## TASK PROMPT
Extract the complete listing and repeat it word for word.
━━━━━ GIVEN DATA
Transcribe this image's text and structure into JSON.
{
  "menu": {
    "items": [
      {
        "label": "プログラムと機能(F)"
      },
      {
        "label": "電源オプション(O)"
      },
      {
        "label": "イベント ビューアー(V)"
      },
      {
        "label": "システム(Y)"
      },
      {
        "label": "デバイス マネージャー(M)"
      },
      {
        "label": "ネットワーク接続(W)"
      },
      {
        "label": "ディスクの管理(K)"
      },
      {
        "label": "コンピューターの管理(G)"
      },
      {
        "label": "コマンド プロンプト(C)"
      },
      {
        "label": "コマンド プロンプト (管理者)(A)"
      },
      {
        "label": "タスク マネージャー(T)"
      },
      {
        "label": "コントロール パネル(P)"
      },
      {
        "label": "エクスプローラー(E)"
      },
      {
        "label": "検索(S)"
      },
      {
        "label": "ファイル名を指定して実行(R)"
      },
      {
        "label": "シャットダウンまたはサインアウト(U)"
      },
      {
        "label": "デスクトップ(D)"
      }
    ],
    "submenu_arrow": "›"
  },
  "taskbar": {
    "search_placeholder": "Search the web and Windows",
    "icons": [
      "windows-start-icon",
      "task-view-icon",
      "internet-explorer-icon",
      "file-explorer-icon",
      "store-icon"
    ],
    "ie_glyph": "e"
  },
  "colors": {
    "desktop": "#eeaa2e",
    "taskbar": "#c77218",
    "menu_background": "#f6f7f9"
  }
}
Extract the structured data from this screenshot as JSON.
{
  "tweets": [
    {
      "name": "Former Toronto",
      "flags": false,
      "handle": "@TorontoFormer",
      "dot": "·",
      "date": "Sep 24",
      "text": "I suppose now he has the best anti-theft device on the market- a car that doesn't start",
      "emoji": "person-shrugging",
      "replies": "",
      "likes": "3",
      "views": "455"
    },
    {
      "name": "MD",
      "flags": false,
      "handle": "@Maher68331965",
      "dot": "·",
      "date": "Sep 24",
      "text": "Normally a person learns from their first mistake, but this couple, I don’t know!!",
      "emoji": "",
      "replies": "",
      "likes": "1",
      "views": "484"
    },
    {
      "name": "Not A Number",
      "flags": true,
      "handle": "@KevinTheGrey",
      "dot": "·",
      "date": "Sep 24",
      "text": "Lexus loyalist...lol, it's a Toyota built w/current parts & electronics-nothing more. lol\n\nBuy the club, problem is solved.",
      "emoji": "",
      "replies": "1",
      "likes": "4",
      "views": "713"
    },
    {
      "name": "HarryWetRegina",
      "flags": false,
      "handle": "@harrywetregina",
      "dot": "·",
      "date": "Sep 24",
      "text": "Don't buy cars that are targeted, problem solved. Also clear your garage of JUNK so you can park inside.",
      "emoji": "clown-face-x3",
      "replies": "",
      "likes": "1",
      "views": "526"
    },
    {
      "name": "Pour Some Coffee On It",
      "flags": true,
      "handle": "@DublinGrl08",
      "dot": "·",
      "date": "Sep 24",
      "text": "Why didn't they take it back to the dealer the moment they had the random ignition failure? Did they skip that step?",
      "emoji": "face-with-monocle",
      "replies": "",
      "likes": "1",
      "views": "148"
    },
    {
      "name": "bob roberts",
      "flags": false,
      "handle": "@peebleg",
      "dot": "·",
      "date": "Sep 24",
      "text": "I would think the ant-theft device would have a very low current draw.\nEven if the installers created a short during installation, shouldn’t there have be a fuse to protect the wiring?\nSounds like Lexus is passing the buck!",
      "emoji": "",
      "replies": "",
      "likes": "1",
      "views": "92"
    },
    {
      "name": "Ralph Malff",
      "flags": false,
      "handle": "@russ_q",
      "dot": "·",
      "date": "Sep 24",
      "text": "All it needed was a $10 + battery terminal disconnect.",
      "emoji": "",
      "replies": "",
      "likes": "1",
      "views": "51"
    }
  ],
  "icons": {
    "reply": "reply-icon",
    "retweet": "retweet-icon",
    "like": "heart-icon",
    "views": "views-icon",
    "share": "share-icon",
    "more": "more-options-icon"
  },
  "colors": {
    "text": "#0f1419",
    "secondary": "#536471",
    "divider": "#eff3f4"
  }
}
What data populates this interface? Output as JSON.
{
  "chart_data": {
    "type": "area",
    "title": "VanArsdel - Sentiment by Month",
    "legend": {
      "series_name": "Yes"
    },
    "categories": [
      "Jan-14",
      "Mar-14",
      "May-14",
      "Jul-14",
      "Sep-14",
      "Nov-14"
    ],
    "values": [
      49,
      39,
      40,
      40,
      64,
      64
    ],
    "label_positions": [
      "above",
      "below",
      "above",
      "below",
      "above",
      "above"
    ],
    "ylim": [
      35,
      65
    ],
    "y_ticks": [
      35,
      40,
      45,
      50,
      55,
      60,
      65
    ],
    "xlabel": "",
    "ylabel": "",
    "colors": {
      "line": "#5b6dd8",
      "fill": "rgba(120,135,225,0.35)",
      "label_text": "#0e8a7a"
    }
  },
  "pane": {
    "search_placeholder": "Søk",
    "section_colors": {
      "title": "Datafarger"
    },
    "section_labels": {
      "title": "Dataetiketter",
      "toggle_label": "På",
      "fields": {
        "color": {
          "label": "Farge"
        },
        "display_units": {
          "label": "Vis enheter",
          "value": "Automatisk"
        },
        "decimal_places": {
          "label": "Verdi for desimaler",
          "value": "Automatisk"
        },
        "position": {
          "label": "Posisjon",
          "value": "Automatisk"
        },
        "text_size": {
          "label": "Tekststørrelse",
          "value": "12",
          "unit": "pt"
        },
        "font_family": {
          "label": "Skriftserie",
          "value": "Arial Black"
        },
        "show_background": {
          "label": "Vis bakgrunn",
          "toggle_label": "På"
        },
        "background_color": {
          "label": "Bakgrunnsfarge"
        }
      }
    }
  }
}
━━━━━━━━━━
## IN RESPONSE
Transcribe this image's text and structure into JSON.
{
  "menu": {
    "items": [
      {
        "label": "プログラムと機能(F)"
      },
      {
        "label": "電源オプション(O)"
      },
      {
        "label": "イベント ビューアー(V)"
      },
      {
        "label": "システム(Y)"
      },
      {
        "label": "デバイス マネージャー(M)"
      },
      {
        "label": "ネットワーク接続(W)"
      },
      {
        "label": "ディスクの管理(K)"
      },
      {
        "label": "コンピューターの管理(G)"
      },
      {
        "label": "コマンド プロンプト(C)"
      },
      {
        "label": "コマンド プロンプト (管理者)(A)"
      },
      {
        "label": "タスク マネージャー(T)"
      },
      {
        "label": "コントロール パネル(P)"
      },
      {
        "label": "エクスプローラー(E)"
      },
      {
        "label": "検索(S)"
      },
      {
        "label": "ファイル名を指定して実行(R)"
      },
      {
        "label": "シャットダウンまたはサインアウト(U)"
      },
      {
        "label": "デスクトップ(D)"
      }
    ],
    "submenu_arrow": "›"
  },
  "taskbar": {
    "search_placeholder": "Search the web and Windows",
    "icons": [
      "windows-start-icon",
      "task-view-icon",
      "internet-explorer-icon",
      "file-explorer-icon",
      "store-icon"
    ],
    "ie_glyph": "e"
  },
  "colors": {
    "desktop": "#eeaa2e",
    "taskbar": "#c77218",
    "menu_background": "#f6f7f9"
  }
}
Extract the structured data from this screenshot as JSON.
{
  "tweets": [
    {
      "name": "Former Toronto",
      "flags": false,
      "handle": "@TorontoFormer",
      "dot": "·",
      "date": "Sep 24",
      "text": "I suppose now he has the best anti-theft device on the market- a car that doesn't start",
      "emoji": "person-shrugging",
      "replies": "",
      "likes": "3",
      "views": "455"
    },
    {
      "name": "MD",
      "flags": false,
      "handle": "@Maher68331965",
      "dot": "·",
      "date": "Sep 24",
      "text": "Normally a person learns from their first mistake, but this couple, I don’t know!!",
      "emoji": "",
      "replies": "",
      "likes": "1",
      "views": "484"
    },
    {
      "name": "Not A Number",
      "flags": true,
      "handle": "@KevinTheGrey",
      "dot": "·",
      "date": "Sep 24",
      "text": "Lexus loyalist...lol, it's a Toyota built w/current parts & electronics-nothing more. lol\n\nBuy the club, problem is solved.",
      "emoji": "",
      "replies": "1",
      "likes": "4",
      "views": "713"
    },
    {
      "name": "HarryWetRegina",
      "flags": false,
      "handle": "@harrywetregina",
      "dot": "·",
      "date": "Sep 24",
      "text": "Don't buy cars that are targeted, problem solved. Also clear your garage of JUNK so you can park inside.",
      "emoji": "clown-face-x3",
      "replies": "",
      "likes": "1",
      "views": "526"
    },
    {
      "name": "Pour Some Coffee On It",
      "flags": true,
      "handle": "@DublinGrl08",
      "dot": "·",
      "date": "Sep 24",
      "text": "Why didn't they take it back to the dealer the moment they had the random ignition failure? Did they skip that step?",
      "emoji": "face-with-monocle",
      "replies": "",
      "likes": "1",
      "views": "148"
    },
    {
      "name": "bob roberts",
      "flags": false,
      "handle": "@peebleg",
      "dot": "·",
      "date": "Sep 24",
      "text": "I would think the ant-theft device would have a very low current draw.\nEven if the installers created a short during installation, shouldn’t there have be a fuse to protect the wiring?\nSounds like Lexus is passing the buck!",
      "emoji": "",
      "replies": "",
      "likes": "1",
      "views": "92"
    },
    {
      "name": "Ralph Malff",
      "flags": false,
      "handle": "@russ_q",
      "dot": "·",
      "date": "Sep 24",
      "text": "All it needed was a $10 + battery terminal disconnect.",
      "emoji": "",
      "replies": "",
      "likes": "1",
      "views": "51"
    }
  ],
  "icons": {
    "reply": "reply-icon",
    "retweet": "retweet-icon",
    "like": "heart-icon",
    "views": "views-icon",
    "share": "share-icon",
    "more": "more-options-icon"
  },
  "colors": {
    "text": "#0f1419",
    "secondary": "#536471",
    "divider": "#eff3f4"
  }
}
What data populates this interface? Output as JSON.
{
  "chart_data": {
    "type": "area",
    "title": "VanArsdel - Sentiment by Month",
    "legend": {
      "series_name": "Yes"
    },
    "categories": [
      "Jan-14",
      "Mar-14",
      "May-14",
      "Jul-14",
      "Sep-14",
      "Nov-14"
    ],
    "values": [
      49,
      39,
      40,
      40,
      64,
      64
    ],
    "label_positions": [
      "above",
      "below",
      "above",
      "below",
      "above",
      "above"
    ],
    "ylim": [
      35,
      65
    ],
    "y_ticks": [
      35,
      40,
      45,
      50,
      55,
      60,
      65
    ],
    "xlabel": "",
    "ylabel": "",
    "colors": {
      "line": "#5b6dd8",
      "fill": "rgba(120,135,225,0.35)",
      "label_text": "#0e8a7a"
    }
  },
  "pane": {
    "search_placeholder": "Søk",
    "section_colors": {
      "title": "Datafarger"
    },
    "section_labels": {
      "title": "Dataetiketter",
      "toggle_label": "På",
      "fields": {
        "color": {
          "label": "Farge"
        },
        "display_units": {
          "label": "Vis enheter",
          "value": "Automatisk"
        },
        "decimal_places": {
          "label": "Verdi for desimaler",
          "value": "Automatisk"
        },
        "position": {
          "label": "Posisjon",
          "value": "Automatisk"
        },
        "text_size": {
          "label": "Tekststørrelse",
          "value": "12",
          "unit": "pt"
        },
        "font_family": {
          "label": "Skriftserie",
          "value": "Arial Black"
        },
        "show_background": {
          "label": "Vis bakgrunn",
          "toggle_label": "På"
        },
        "background_color": {
          "label": "Bakgrunnsfarge"
        }
      }
    }
  }
}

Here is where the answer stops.